§ **Given task**
In the entries below, identify every line with the string "тренеров" and copy it.

§ **Provided records**
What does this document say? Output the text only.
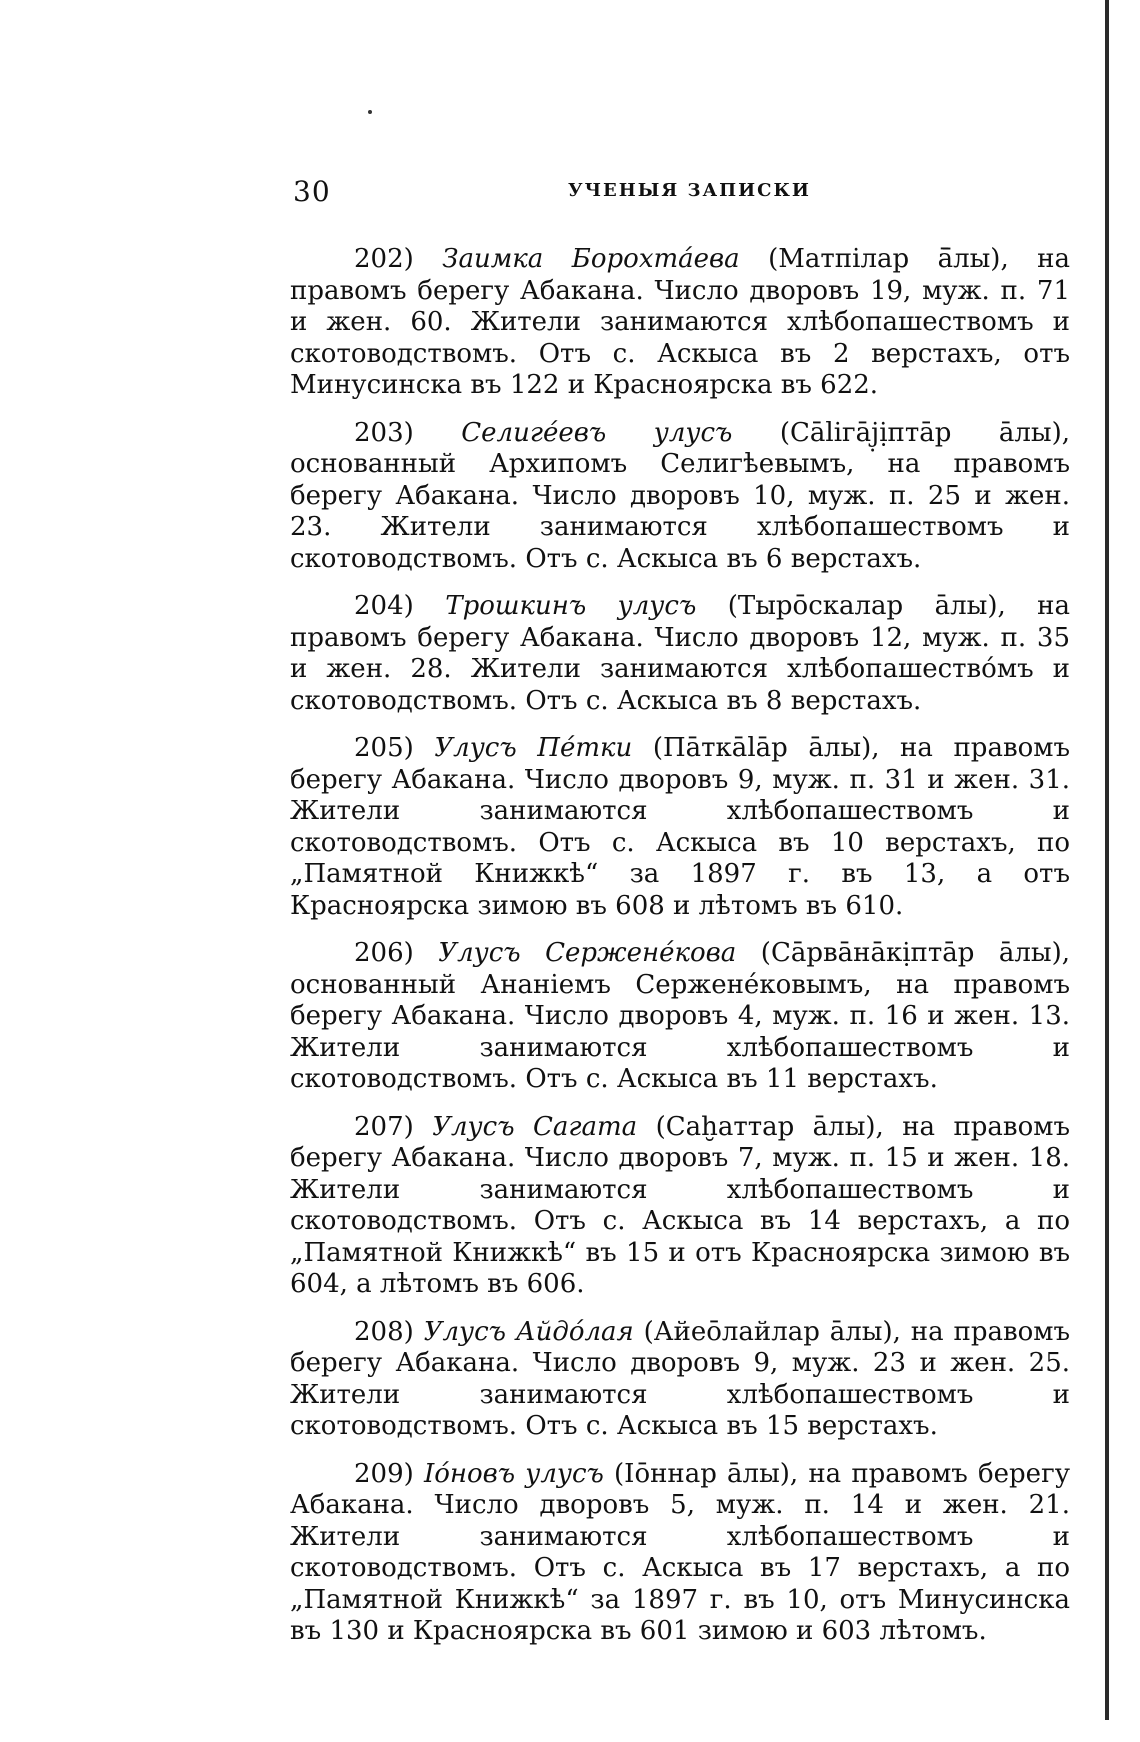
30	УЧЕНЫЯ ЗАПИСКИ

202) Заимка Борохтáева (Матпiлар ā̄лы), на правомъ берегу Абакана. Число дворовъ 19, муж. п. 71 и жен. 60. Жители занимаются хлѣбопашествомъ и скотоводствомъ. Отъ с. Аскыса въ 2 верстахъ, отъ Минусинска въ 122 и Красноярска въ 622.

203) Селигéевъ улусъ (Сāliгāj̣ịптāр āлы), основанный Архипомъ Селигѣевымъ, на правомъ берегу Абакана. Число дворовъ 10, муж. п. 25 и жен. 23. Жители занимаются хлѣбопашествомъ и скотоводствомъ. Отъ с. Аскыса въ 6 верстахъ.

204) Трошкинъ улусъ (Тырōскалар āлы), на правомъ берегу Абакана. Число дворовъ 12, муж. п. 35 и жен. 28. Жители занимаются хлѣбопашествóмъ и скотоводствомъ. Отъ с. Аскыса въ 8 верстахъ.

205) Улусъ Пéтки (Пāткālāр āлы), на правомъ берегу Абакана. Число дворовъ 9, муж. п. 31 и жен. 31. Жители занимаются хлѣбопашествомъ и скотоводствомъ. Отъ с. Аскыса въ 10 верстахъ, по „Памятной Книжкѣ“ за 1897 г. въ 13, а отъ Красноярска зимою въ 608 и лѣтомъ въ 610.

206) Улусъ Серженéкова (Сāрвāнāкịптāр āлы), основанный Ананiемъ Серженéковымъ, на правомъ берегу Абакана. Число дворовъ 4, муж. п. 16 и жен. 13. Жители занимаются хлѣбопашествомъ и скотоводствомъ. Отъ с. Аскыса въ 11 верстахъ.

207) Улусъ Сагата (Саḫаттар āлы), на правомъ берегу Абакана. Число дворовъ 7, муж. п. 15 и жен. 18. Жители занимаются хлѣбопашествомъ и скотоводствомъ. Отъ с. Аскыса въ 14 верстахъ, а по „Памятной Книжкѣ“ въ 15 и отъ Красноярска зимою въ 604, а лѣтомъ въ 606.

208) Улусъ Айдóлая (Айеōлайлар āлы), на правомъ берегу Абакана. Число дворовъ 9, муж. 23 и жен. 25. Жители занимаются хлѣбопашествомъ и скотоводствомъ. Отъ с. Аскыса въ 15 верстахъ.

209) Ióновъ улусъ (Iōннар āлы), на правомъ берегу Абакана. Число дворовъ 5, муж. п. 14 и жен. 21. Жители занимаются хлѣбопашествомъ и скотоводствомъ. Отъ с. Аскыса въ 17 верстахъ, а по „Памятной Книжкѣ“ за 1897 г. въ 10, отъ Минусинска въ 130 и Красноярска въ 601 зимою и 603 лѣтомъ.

...

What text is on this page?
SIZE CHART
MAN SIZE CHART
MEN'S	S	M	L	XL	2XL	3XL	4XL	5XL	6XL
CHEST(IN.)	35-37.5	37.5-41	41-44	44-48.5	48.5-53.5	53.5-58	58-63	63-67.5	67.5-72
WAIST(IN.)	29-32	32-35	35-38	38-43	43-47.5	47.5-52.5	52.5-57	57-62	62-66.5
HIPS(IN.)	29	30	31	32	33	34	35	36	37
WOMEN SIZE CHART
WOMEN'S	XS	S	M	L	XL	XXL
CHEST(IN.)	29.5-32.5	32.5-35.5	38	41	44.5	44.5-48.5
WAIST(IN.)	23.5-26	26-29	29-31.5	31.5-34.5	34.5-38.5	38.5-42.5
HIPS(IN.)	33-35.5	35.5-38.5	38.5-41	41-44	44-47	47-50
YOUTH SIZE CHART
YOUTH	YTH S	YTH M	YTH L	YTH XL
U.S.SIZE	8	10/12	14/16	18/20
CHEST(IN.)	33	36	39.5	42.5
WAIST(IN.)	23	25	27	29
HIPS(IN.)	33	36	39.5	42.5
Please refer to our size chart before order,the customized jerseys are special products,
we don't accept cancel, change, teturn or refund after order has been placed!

* * *

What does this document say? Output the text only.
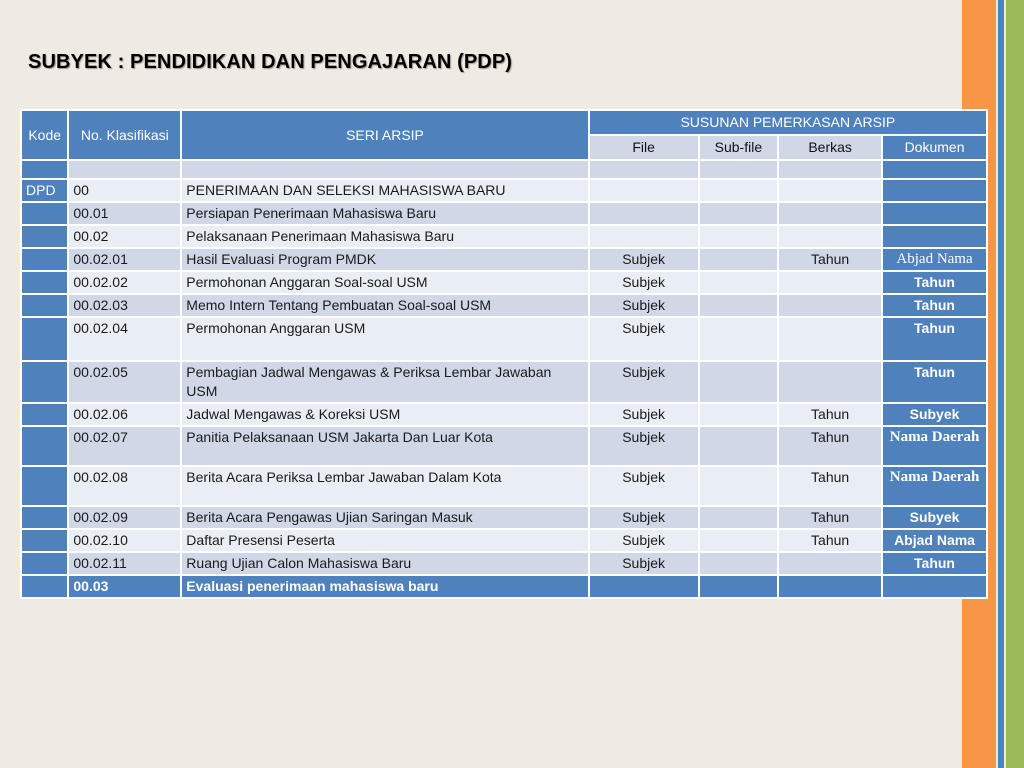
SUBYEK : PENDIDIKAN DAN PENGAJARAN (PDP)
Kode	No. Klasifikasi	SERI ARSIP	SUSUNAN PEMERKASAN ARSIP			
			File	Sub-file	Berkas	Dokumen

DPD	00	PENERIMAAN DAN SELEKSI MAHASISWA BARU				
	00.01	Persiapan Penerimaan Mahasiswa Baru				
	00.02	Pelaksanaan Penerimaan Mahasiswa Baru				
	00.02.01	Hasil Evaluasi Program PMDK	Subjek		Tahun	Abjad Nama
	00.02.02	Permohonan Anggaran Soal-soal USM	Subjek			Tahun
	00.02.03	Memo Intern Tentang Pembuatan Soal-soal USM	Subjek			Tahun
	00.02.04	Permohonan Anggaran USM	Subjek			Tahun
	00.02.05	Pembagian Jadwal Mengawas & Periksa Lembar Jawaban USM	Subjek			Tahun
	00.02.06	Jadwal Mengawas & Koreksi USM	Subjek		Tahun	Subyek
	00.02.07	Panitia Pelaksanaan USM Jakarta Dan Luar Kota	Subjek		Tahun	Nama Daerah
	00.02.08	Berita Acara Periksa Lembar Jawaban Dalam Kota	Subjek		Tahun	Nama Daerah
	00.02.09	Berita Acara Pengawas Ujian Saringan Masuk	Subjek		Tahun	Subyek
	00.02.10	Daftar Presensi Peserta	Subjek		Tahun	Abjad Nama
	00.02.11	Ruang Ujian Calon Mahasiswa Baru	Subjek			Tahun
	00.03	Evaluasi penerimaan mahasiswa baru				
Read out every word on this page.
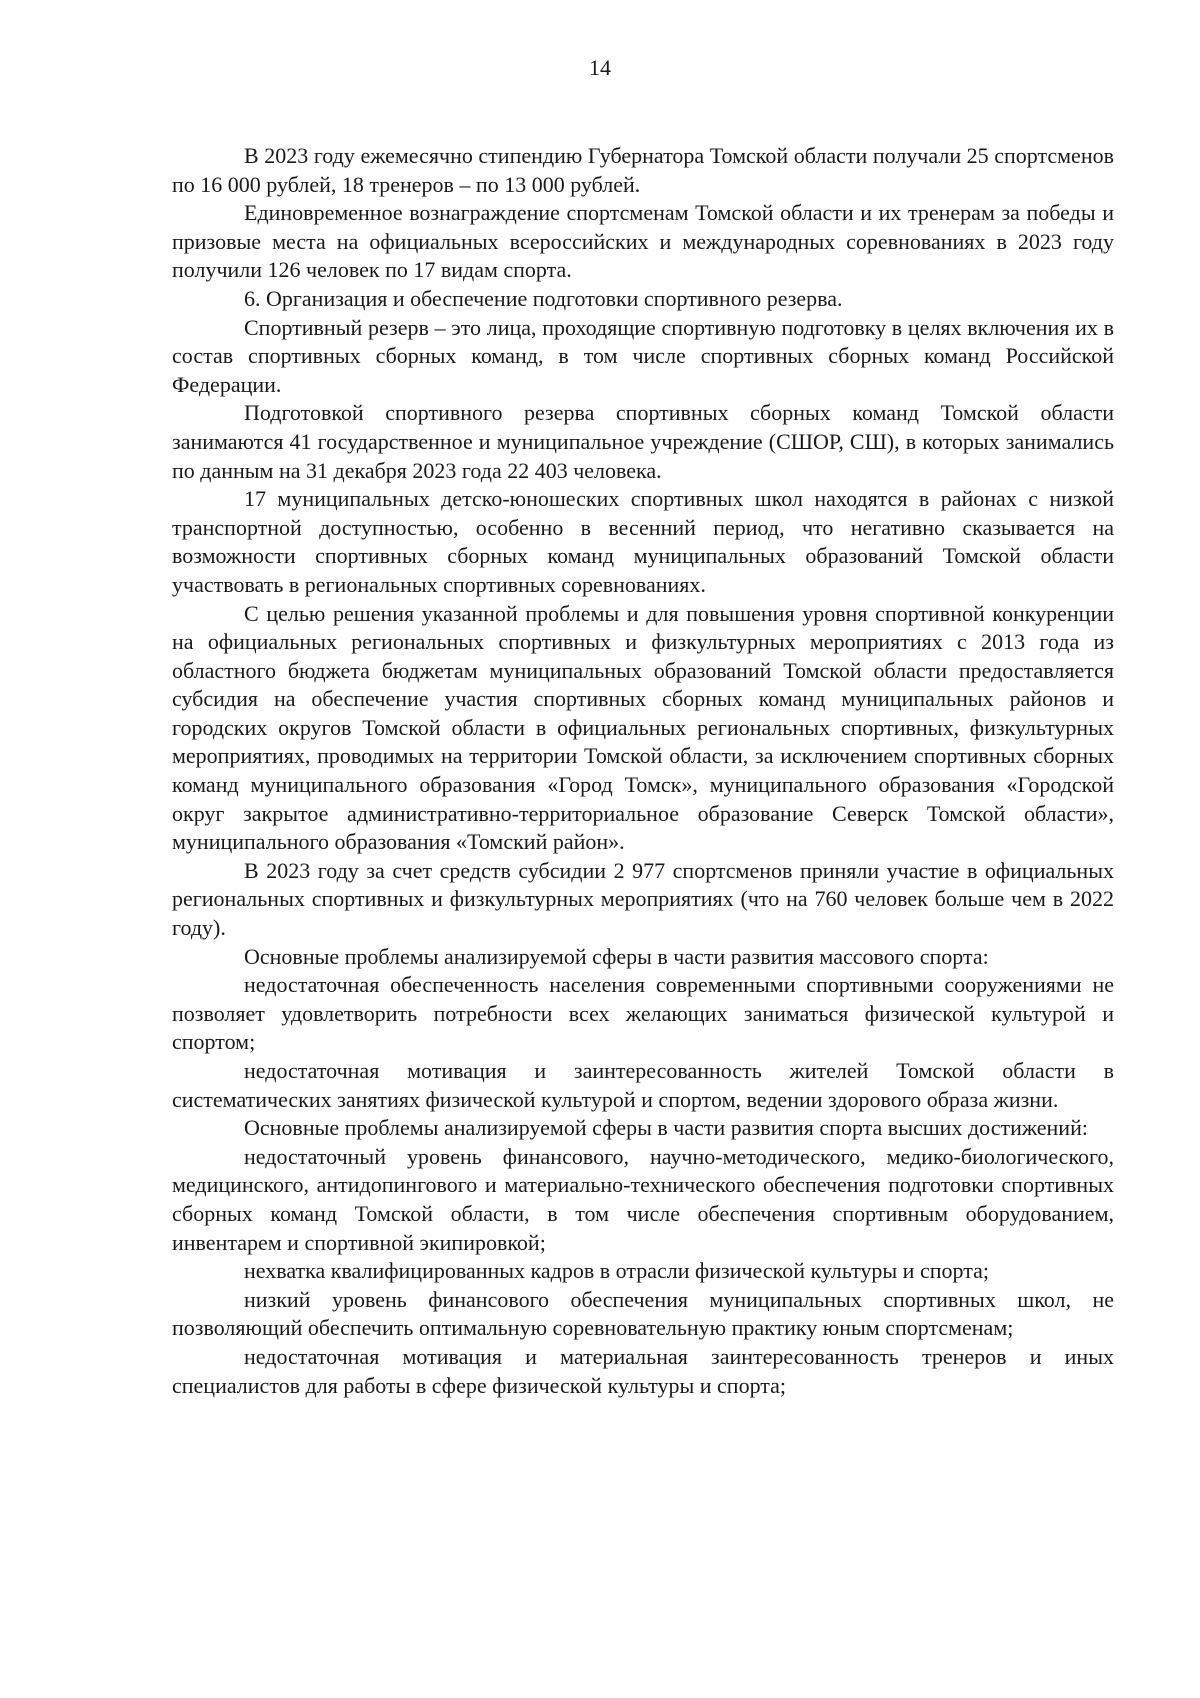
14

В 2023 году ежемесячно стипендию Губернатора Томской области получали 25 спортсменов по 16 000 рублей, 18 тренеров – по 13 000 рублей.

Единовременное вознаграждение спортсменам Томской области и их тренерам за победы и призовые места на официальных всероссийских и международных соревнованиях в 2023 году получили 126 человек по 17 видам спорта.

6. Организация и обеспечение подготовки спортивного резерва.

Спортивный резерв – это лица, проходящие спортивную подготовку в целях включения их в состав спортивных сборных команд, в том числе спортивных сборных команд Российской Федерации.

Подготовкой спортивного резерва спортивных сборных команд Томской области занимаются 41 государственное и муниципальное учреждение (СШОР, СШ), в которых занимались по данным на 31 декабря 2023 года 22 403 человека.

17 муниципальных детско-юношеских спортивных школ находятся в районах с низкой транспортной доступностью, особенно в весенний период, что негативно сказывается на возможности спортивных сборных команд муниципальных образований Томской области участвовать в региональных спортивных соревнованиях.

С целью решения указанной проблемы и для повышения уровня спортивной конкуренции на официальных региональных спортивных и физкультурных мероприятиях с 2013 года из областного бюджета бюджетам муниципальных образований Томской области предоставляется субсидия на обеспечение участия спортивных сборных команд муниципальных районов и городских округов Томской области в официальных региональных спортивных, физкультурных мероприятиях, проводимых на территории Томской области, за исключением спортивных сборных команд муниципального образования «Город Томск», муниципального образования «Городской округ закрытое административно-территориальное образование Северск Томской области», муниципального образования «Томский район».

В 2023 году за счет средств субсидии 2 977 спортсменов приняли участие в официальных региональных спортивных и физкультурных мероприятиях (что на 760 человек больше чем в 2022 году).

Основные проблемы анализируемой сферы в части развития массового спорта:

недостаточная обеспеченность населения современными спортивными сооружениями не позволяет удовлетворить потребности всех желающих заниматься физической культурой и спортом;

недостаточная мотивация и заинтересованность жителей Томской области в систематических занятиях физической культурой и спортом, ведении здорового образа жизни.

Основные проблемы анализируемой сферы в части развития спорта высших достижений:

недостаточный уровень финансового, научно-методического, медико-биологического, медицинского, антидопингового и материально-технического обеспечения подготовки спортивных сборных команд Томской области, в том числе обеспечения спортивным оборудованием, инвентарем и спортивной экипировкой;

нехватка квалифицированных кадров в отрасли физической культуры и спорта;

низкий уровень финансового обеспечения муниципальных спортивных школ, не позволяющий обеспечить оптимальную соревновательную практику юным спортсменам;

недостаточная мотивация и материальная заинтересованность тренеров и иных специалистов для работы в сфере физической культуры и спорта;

§ **Finished answer**
В 2023 году ежемесячно стипендию Губернатора Томской области получали 25 спортсменов по 16 000 рублей, 18 тренеров – по 13 000 рублей.
недостаточная мотивация и материальная заинтересованность тренеров и иных специалистов для работы в сфере физической культуры и спорта;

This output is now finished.